Start of Supplied material
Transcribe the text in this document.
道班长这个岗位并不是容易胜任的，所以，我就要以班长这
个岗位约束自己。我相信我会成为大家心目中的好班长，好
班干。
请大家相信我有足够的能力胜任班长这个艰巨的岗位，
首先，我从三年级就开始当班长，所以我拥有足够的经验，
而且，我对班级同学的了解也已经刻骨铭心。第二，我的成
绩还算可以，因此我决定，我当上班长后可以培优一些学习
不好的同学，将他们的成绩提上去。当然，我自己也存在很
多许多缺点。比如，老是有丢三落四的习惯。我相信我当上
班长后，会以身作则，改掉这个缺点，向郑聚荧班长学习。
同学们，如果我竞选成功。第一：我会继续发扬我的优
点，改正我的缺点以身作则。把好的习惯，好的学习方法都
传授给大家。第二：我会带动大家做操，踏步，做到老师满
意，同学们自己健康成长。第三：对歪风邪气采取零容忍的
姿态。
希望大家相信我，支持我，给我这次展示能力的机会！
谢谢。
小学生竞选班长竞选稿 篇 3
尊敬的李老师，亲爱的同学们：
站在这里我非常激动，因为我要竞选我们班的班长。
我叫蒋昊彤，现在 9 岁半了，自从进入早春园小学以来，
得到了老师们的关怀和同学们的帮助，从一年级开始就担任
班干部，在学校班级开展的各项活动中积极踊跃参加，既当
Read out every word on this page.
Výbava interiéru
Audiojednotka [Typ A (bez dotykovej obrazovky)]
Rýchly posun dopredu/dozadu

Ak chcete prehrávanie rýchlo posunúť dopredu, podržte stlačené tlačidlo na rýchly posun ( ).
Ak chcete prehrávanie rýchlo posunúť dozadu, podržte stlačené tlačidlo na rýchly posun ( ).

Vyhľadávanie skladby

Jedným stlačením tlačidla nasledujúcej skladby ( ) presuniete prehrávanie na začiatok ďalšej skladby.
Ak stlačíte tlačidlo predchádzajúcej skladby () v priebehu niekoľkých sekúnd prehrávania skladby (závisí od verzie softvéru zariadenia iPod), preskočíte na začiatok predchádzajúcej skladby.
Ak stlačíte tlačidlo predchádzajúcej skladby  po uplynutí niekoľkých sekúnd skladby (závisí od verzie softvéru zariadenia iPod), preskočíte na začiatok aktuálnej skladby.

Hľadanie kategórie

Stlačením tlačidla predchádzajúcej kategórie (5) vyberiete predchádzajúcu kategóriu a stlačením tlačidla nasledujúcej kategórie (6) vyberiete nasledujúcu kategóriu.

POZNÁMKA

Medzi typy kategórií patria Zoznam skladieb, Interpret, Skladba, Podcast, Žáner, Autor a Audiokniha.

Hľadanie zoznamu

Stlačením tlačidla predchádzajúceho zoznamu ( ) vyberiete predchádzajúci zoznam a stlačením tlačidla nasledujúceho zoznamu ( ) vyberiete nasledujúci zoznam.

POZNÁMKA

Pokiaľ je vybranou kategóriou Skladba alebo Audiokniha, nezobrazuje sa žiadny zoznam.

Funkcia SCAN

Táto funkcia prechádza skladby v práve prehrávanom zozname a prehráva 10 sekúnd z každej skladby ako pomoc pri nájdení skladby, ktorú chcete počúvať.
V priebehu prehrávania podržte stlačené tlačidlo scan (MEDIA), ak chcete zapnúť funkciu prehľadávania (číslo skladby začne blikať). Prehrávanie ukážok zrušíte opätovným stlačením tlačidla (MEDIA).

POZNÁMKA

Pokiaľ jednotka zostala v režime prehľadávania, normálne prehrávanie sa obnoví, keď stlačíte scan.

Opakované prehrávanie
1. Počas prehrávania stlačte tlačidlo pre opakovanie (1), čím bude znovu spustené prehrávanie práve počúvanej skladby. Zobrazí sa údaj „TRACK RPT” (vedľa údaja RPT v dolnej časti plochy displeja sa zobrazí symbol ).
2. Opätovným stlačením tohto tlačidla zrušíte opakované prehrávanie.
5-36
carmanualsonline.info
End of Supplied material
(Challenge):
Search the listing for the word "this". Copy every line in which it occurs.

(Final result):
Transcribe the text in this document.
Read out every word on this page.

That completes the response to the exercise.